Data section
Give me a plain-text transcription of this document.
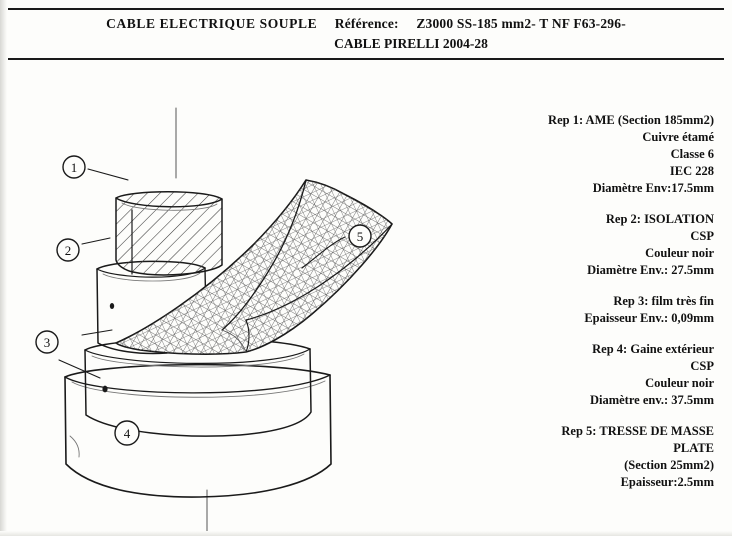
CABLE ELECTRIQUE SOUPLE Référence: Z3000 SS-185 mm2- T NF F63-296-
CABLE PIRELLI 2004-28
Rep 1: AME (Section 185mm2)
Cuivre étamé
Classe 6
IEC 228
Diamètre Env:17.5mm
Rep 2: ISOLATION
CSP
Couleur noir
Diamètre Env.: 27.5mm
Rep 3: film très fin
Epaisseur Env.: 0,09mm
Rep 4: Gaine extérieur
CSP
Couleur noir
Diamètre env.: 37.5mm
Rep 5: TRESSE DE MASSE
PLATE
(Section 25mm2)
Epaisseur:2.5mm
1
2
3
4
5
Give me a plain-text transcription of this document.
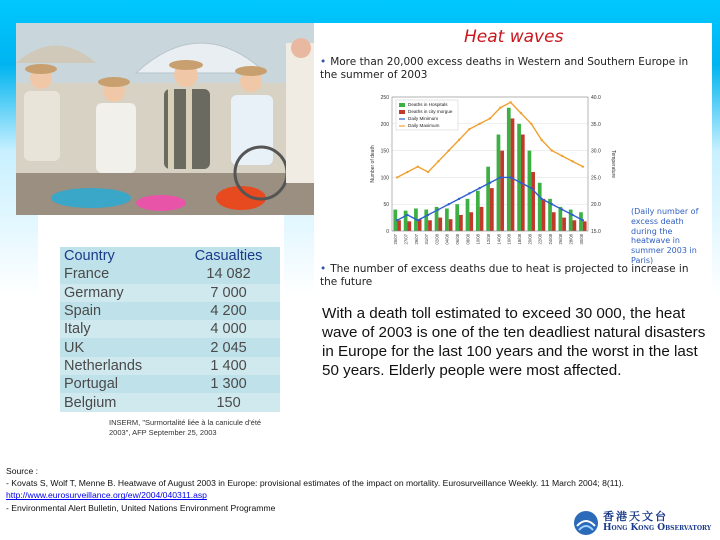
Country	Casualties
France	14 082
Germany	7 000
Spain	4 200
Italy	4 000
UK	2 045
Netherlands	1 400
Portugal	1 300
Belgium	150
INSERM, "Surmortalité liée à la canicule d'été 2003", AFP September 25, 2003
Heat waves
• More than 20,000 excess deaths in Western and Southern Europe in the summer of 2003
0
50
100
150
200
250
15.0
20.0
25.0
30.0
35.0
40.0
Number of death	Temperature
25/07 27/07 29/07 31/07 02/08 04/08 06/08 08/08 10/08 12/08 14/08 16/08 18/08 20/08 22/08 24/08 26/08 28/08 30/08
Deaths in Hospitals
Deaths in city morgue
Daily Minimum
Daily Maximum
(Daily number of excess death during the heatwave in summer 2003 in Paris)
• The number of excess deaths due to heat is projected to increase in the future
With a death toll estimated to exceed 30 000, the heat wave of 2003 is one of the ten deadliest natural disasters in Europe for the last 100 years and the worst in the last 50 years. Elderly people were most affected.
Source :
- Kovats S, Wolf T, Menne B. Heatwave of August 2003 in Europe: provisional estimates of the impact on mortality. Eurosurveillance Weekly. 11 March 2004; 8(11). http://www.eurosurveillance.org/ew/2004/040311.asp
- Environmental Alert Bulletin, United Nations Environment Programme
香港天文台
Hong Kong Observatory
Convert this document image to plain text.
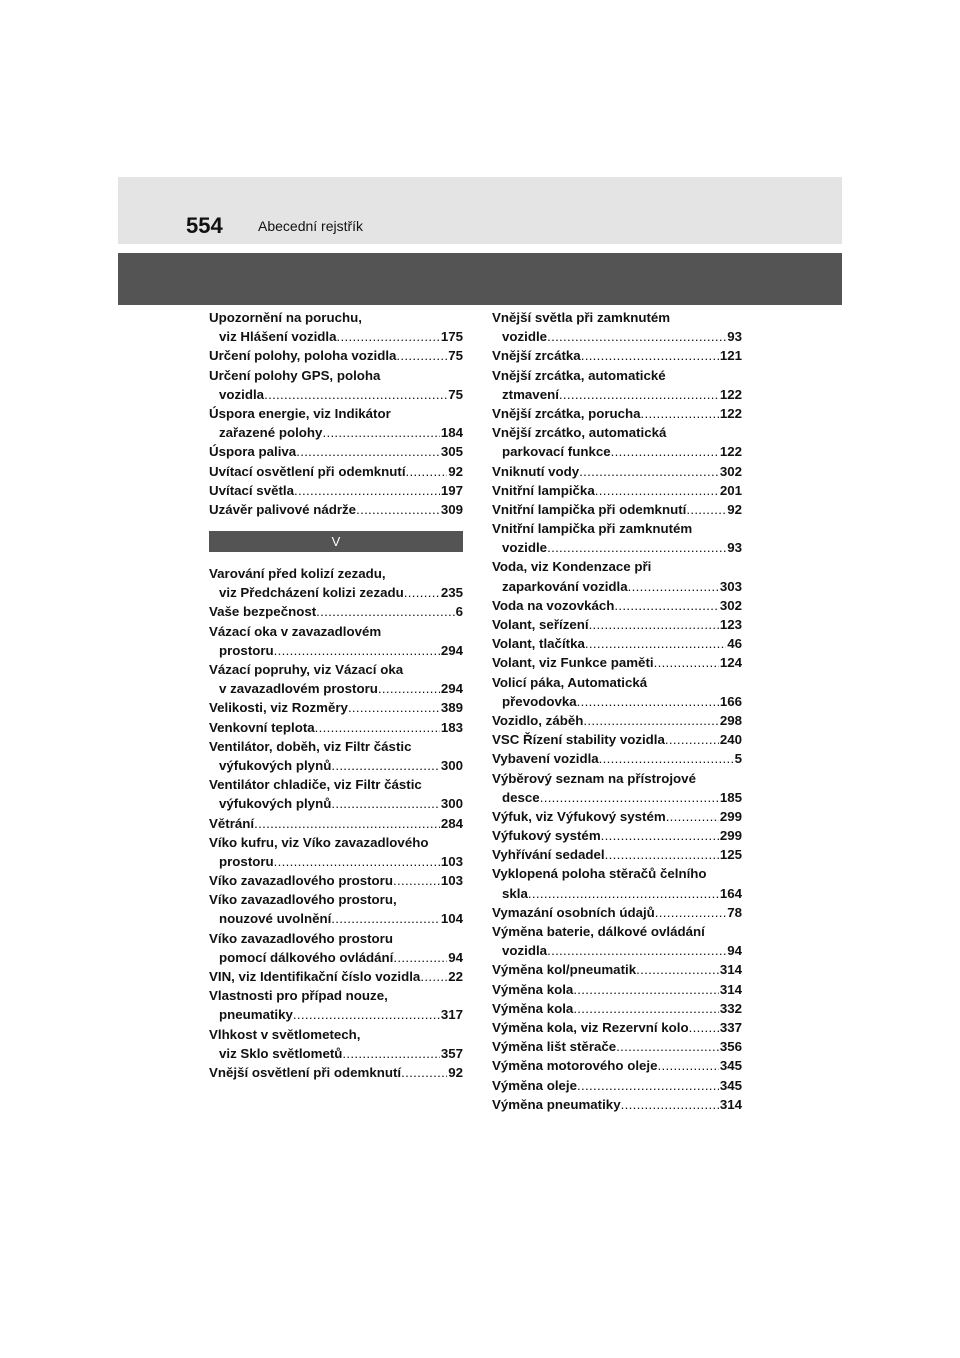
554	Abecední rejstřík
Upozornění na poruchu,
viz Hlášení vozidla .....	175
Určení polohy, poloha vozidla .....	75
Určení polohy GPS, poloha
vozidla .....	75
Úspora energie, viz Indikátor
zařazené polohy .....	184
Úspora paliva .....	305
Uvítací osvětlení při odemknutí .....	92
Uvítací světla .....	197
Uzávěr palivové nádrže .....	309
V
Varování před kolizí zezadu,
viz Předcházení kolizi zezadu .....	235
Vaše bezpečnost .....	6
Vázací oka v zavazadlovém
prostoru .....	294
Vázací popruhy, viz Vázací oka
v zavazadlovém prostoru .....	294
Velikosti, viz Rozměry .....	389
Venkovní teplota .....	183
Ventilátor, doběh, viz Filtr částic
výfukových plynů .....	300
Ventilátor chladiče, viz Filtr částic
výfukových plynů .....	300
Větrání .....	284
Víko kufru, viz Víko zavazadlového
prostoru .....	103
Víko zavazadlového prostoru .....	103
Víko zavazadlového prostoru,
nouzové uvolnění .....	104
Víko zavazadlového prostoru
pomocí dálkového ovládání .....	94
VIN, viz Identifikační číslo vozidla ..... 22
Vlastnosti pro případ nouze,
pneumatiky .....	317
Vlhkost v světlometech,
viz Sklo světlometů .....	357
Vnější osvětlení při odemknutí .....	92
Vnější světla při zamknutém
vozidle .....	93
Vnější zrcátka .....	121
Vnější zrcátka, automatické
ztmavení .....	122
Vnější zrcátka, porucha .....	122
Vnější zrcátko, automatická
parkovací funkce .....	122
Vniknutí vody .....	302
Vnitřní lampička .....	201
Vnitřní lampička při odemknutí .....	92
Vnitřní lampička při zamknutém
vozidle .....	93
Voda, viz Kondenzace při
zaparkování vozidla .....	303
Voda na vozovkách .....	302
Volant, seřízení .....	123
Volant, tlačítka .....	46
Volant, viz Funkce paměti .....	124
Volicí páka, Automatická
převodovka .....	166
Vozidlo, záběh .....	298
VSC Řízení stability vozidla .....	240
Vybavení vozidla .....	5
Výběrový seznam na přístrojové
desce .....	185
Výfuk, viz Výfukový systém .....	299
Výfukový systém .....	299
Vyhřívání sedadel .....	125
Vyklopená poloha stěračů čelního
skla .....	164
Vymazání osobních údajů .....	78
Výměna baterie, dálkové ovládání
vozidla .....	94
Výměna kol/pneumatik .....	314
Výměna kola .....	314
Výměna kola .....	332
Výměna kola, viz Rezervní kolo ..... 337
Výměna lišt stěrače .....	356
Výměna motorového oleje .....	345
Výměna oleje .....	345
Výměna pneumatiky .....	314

Requirements
Identify every line holding the word "Vnitřní" and copy it out.

Reply
Vnitřní lampička .....	201
Vnitřní lampička při odemknutí .....	92
Vnitřní lampička při zamknutém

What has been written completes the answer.